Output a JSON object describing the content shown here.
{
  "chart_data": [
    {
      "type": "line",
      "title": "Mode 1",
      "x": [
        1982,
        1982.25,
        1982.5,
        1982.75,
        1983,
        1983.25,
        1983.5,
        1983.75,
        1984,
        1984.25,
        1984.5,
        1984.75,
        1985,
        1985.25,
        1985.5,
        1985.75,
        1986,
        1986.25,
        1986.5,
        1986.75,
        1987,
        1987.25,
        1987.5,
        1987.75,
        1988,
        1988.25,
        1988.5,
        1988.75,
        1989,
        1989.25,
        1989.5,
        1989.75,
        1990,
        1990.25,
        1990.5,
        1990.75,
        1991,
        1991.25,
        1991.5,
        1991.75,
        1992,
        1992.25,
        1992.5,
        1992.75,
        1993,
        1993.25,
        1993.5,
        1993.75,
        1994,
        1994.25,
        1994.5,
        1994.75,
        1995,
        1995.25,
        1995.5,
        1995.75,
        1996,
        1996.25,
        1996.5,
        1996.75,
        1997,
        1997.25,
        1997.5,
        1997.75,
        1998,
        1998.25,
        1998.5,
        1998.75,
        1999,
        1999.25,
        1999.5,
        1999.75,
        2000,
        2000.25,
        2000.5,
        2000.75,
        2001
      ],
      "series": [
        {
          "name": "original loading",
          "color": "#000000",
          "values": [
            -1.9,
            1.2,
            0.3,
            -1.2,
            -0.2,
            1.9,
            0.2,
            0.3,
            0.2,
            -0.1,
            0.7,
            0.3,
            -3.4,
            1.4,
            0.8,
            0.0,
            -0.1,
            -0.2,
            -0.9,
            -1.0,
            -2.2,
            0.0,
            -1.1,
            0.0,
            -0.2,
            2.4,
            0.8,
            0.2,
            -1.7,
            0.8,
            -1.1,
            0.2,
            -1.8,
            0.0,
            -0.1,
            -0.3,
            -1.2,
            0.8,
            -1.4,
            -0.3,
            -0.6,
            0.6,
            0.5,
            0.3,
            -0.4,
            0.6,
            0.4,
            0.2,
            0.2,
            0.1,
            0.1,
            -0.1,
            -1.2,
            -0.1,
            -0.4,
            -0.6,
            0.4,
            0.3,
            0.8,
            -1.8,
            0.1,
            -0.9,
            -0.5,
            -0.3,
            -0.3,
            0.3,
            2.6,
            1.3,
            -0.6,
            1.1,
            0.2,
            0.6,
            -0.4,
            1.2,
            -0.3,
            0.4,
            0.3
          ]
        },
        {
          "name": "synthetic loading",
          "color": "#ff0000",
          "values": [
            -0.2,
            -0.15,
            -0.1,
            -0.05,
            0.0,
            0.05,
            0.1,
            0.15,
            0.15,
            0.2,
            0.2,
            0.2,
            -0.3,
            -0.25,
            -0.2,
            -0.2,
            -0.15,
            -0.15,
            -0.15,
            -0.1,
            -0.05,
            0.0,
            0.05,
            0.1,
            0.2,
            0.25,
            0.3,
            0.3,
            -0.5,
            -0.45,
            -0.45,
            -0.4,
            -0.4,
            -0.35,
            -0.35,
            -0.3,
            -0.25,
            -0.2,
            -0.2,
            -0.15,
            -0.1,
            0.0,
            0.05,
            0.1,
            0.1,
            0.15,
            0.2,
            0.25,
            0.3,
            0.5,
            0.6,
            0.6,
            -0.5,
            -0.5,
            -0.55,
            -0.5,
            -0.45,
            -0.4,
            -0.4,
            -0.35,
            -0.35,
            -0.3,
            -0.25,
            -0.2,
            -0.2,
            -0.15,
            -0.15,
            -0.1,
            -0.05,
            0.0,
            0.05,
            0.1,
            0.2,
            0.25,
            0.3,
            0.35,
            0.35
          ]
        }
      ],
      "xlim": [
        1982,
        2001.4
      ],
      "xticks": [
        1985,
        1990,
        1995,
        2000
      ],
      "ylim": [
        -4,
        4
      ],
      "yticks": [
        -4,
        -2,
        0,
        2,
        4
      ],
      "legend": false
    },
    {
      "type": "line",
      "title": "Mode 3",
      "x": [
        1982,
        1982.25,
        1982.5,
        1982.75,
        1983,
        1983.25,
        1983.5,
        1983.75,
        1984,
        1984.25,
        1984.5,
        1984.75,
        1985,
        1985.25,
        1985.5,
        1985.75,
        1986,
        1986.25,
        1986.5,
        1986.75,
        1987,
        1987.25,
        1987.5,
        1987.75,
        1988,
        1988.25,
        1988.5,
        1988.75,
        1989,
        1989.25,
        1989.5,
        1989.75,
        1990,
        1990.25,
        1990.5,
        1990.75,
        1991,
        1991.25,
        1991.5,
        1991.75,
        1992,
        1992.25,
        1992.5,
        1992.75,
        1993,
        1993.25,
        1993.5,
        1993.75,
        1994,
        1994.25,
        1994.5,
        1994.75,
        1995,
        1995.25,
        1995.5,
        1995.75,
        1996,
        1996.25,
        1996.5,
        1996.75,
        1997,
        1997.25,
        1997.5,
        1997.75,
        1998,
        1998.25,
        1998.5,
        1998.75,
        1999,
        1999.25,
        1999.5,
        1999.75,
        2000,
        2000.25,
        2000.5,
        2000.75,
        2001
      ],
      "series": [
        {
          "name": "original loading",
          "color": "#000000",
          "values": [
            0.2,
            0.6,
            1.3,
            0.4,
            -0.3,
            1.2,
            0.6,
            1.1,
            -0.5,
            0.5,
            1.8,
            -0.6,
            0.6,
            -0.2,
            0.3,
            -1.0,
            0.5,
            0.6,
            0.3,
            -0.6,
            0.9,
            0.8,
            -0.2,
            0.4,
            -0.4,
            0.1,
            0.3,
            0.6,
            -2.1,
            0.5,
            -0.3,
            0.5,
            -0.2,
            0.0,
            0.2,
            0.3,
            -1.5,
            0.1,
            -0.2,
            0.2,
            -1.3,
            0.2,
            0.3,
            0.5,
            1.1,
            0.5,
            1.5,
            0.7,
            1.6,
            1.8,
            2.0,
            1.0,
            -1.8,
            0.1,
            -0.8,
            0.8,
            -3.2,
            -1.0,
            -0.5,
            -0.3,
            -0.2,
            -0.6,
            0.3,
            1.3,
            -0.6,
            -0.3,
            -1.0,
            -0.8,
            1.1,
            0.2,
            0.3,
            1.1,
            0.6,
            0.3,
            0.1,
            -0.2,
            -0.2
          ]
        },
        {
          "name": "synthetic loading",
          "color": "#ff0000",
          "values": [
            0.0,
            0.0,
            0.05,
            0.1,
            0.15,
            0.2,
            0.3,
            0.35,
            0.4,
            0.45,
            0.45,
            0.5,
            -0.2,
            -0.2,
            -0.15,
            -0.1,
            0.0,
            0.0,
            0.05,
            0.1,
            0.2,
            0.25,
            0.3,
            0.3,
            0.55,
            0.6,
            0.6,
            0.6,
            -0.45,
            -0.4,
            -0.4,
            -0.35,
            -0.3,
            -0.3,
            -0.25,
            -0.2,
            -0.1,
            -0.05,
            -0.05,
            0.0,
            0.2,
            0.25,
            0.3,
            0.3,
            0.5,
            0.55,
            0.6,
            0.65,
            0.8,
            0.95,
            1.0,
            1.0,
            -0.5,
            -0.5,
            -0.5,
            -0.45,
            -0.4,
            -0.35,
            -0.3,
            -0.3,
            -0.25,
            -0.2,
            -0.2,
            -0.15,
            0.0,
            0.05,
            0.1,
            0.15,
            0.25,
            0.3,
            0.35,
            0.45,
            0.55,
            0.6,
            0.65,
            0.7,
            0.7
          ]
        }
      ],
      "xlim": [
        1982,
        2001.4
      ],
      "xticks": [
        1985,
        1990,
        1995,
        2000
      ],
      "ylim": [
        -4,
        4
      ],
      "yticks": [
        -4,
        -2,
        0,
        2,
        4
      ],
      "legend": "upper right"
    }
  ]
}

- **EXERCISE**: Repeat the data above, word for word.

- **WRITTEN SOLUTION**:
Output a JSON object describing the content shown here.
{
  "chart_data": [
    {
      "type": "line",
      "title": "Mode 1",
      "x": [
        1982,
        1982.25,
        1982.5,
        1982.75,
        1983,
        1983.25,
        1983.5,
        1983.75,
        1984,
        1984.25,
        1984.5,
        1984.75,
        1985,
        1985.25,
        1985.5,
        1985.75,
        1986,
        1986.25,
        1986.5,
        1986.75,
        1987,
        1987.25,
        1987.5,
        1987.75,
        1988,
        1988.25,
        1988.5,
        1988.75,
        1989,
        1989.25,
        1989.5,
        1989.75,
        1990,
        1990.25,
        1990.5,
        1990.75,
        1991,
        1991.25,
        1991.5,
        1991.75,
        1992,
        1992.25,
        1992.5,
        1992.75,
        1993,
        1993.25,
        1993.5,
        1993.75,
        1994,
        1994.25,
        1994.5,
        1994.75,
        1995,
        1995.25,
        1995.5,
        1995.75,
        1996,
        1996.25,
        1996.5,
        1996.75,
        1997,
        1997.25,
        1997.5,
        1997.75,
        1998,
        1998.25,
        1998.5,
        1998.75,
        1999,
        1999.25,
        1999.5,
        1999.75,
        2000,
        2000.25,
        2000.5,
        2000.75,
        2001
      ],
      "series": [
        {
          "name": "original loading",
          "color": "#000000",
          "values": [
            -1.9,
            1.2,
            0.3,
            -1.2,
            -0.2,
            1.9,
            0.2,
            0.3,
            0.2,
            -0.1,
            0.7,
            0.3,
            -3.4,
            1.4,
            0.8,
            0.0,
            -0.1,
            -0.2,
            -0.9,
            -1.0,
            -2.2,
            0.0,
            -1.1,
            0.0,
            -0.2,
            2.4,
            0.8,
            0.2,
            -1.7,
            0.8,
            -1.1,
            0.2,
            -1.8,
            0.0,
            -0.1,
            -0.3,
            -1.2,
            0.8,
            -1.4,
            -0.3,
            -0.6,
            0.6,
            0.5,
            0.3,
            -0.4,
            0.6,
            0.4,
            0.2,
            0.2,
            0.1,
            0.1,
            -0.1,
            -1.2,
            -0.1,
            -0.4,
            -0.6,
            0.4,
            0.3,
            0.8,
            -1.8,
            0.1,
            -0.9,
            -0.5,
            -0.3,
            -0.3,
            0.3,
            2.6,
            1.3,
            -0.6,
            1.1,
            0.2,
            0.6,
            -0.4,
            1.2,
            -0.3,
            0.4,
            0.3
          ]
        },
        {
          "name": "synthetic loading",
          "color": "#ff0000",
          "values": [
            -0.2,
            -0.15,
            -0.1,
            -0.05,
            0.0,
            0.05,
            0.1,
            0.15,
            0.15,
            0.2,
            0.2,
            0.2,
            -0.3,
            -0.25,
            -0.2,
            -0.2,
            -0.15,
            -0.15,
            -0.15,
            -0.1,
            -0.05,
            0.0,
            0.05,
            0.1,
            0.2,
            0.25,
            0.3,
            0.3,
            -0.5,
            -0.45,
            -0.45,
            -0.4,
            -0.4,
            -0.35,
            -0.35,
            -0.3,
            -0.25,
            -0.2,
            -0.2,
            -0.15,
            -0.1,
            0.0,
            0.05,
            0.1,
            0.1,
            0.15,
            0.2,
            0.25,
            0.3,
            0.5,
            0.6,
            0.6,
            -0.5,
            -0.5,
            -0.55,
            -0.5,
            -0.45,
            -0.4,
            -0.4,
            -0.35,
            -0.35,
            -0.3,
            -0.25,
            -0.2,
            -0.2,
            -0.15,
            -0.15,
            -0.1,
            -0.05,
            0.0,
            0.05,
            0.1,
            0.2,
            0.25,
            0.3,
            0.35,
            0.35
          ]
        }
      ],
      "xlim": [
        1982,
        2001.4
      ],
      "xticks": [
        1985,
        1990,
        1995,
        2000
      ],
      "ylim": [
        -4,
        4
      ],
      "yticks": [
        -4,
        -2,
        0,
        2,
        4
      ],
      "legend": false
    },
    {
      "type": "line",
      "title": "Mode 3",
      "x": [
        1982,
        1982.25,
        1982.5,
        1982.75,
        1983,
        1983.25,
        1983.5,
        1983.75,
        1984,
        1984.25,
        1984.5,
        1984.75,
        1985,
        1985.25,
        1985.5,
        1985.75,
        1986,
        1986.25,
        1986.5,
        1986.75,
        1987,
        1987.25,
        1987.5,
        1987.75,
        1988,
        1988.25,
        1988.5,
        1988.75,
        1989,
        1989.25,
        1989.5,
        1989.75,
        1990,
        1990.25,
        1990.5,
        1990.75,
        1991,
        1991.25,
        1991.5,
        1991.75,
        1992,
        1992.25,
        1992.5,
        1992.75,
        1993,
        1993.25,
        1993.5,
        1993.75,
        1994,
        1994.25,
        1994.5,
        1994.75,
        1995,
        1995.25,
        1995.5,
        1995.75,
        1996,
        1996.25,
        1996.5,
        1996.75,
        1997,
        1997.25,
        1997.5,
        1997.75,
        1998,
        1998.25,
        1998.5,
        1998.75,
        1999,
        1999.25,
        1999.5,
        1999.75,
        2000,
        2000.25,
        2000.5,
        2000.75,
        2001
      ],
      "series": [
        {
          "name": "original loading",
          "color": "#000000",
          "values": [
            0.2,
            0.6,
            1.3,
            0.4,
            -0.3,
            1.2,
            0.6,
            1.1,
            -0.5,
            0.5,
            1.8,
            -0.6,
            0.6,
            -0.2,
            0.3,
            -1.0,
            0.5,
            0.6,
            0.3,
            -0.6,
            0.9,
            0.8,
            -0.2,
            0.4,
            -0.4,
            0.1,
            0.3,
            0.6,
            -2.1,
            0.5,
            -0.3,
            0.5,
            -0.2,
            0.0,
            0.2,
            0.3,
            -1.5,
            0.1,
            -0.2,
            0.2,
            -1.3,
            0.2,
            0.3,
            0.5,
            1.1,
            0.5,
            1.5,
            0.7,
            1.6,
            1.8,
            2.0,
            1.0,
            -1.8,
            0.1,
            -0.8,
            0.8,
            -3.2,
            -1.0,
            -0.5,
            -0.3,
            -0.2,
            -0.6,
            0.3,
            1.3,
            -0.6,
            -0.3,
            -1.0,
            -0.8,
            1.1,
            0.2,
            0.3,
            1.1,
            0.6,
            0.3,
            0.1,
            -0.2,
            -0.2
          ]
        },
        {
          "name": "synthetic loading",
          "color": "#ff0000",
          "values": [
            0.0,
            0.0,
            0.05,
            0.1,
            0.15,
            0.2,
            0.3,
            0.35,
            0.4,
            0.45,
            0.45,
            0.5,
            -0.2,
            -0.2,
            -0.15,
            -0.1,
            0.0,
            0.0,
            0.05,
            0.1,
            0.2,
            0.25,
            0.3,
            0.3,
            0.55,
            0.6,
            0.6,
            0.6,
            -0.45,
            -0.4,
            -0.4,
            -0.35,
            -0.3,
            -0.3,
            -0.25,
            -0.2,
            -0.1,
            -0.05,
            -0.05,
            0.0,
            0.2,
            0.25,
            0.3,
            0.3,
            0.5,
            0.55,
            0.6,
            0.65,
            0.8,
            0.95,
            1.0,
            1.0,
            -0.5,
            -0.5,
            -0.5,
            -0.45,
            -0.4,
            -0.35,
            -0.3,
            -0.3,
            -0.25,
            -0.2,
            -0.2,
            -0.15,
            0.0,
            0.05,
            0.1,
            0.15,
            0.25,
            0.3,
            0.35,
            0.45,
            0.55,
            0.6,
            0.65,
            0.7,
            0.7
          ]
        }
      ],
      "xlim": [
        1982,
        2001.4
      ],
      "xticks": [
        1985,
        1990,
        1995,
        2000
      ],
      "ylim": [
        -4,
        4
      ],
      "yticks": [
        -4,
        -2,
        0,
        2,
        4
      ],
      "legend": "upper right"
    }
  ]
}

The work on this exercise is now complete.